What you have to do:
The listing below should be written out exactly; please include all of it.

Records provided:
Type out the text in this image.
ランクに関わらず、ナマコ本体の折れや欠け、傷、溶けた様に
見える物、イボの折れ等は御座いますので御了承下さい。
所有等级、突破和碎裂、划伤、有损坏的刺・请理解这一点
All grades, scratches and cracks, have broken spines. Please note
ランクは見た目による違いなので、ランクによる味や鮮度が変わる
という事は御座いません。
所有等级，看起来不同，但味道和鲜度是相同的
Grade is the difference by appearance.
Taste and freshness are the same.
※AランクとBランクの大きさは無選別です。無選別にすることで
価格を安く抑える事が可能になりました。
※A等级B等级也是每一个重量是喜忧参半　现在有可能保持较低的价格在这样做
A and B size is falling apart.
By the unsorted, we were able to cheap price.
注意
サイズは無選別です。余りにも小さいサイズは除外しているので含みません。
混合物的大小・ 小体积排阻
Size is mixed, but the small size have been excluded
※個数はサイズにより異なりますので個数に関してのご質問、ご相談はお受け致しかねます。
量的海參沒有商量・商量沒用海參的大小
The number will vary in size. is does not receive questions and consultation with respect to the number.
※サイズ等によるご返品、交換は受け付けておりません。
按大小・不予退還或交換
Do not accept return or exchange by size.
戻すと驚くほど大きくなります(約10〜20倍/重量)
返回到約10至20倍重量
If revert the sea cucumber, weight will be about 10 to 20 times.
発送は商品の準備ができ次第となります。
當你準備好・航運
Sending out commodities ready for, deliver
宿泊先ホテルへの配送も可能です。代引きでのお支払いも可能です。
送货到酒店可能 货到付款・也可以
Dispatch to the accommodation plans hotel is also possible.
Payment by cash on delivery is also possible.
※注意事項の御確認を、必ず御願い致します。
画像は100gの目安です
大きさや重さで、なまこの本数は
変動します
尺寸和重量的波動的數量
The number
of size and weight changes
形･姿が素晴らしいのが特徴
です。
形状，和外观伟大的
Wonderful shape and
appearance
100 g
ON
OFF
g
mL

Task answer:
Type out the text in this image.
ランクに関わらず、ナマコ本体の折れや欠け、傷、溶けた様に
見える物、イボの折れ等は御座いますので御了承下さい。
所有等级、突破和碎裂、划伤、有损坏的刺・请理解这一点
All grades, scratches and cracks, have broken spines. Please note
ランクは見た目による違いなので、ランクによる味や鮮度が変わる
という事は御座いません。
所有等级，看起来不同，但味道和鲜度是相同的
Grade is the difference by appearance.
Taste and freshness are the same.
※AランクとBランクの大きさは無選別です。無選別にすることで
価格を安く抑える事が可能になりました。
※A等级B等级也是每一个重量是喜忧参半　现在有可能保持较低的价格在这样做
A and B size is falling apart.
By the unsorted, we were able to cheap price.
注意
サイズは無選別です。余りにも小さいサイズは除外しているので含みません。
混合物的大小・ 小体积排阻
Size is mixed, but the small size have been excluded
※個数はサイズにより異なりますので個数に関してのご質問、ご相談はお受け致しかねます。
量的海參沒有商量・商量沒用海參的大小
The number will vary in size. is does not receive questions and consultation with respect to the number.
※サイズ等によるご返品、交換は受け付けておりません。
按大小・不予退還或交換
Do not accept return or exchange by size.
戻すと驚くほど大きくなります(約10〜20倍/重量)
返回到約10至20倍重量
If revert the sea cucumber, weight will be about 10 to 20 times.
発送は商品の準備ができ次第となります。
當你準備好・航運
Sending out commodities ready for, deliver
宿泊先ホテルへの配送も可能です。代引きでのお支払いも可能です。
送货到酒店可能 货到付款・也可以
Dispatch to the accommodation plans hotel is also possible.
Payment by cash on delivery is also possible.
※注意事項の御確認を、必ず御願い致します。
画像は100gの目安です
大きさや重さで、なまこの本数は
変動します
尺寸和重量的波動的數量
The number
of size and weight changes
形･姿が素晴らしいのが特徴
です。
形状，和外观伟大的
Wonderful shape and
appearance
100 g
ON
OFF
g
mL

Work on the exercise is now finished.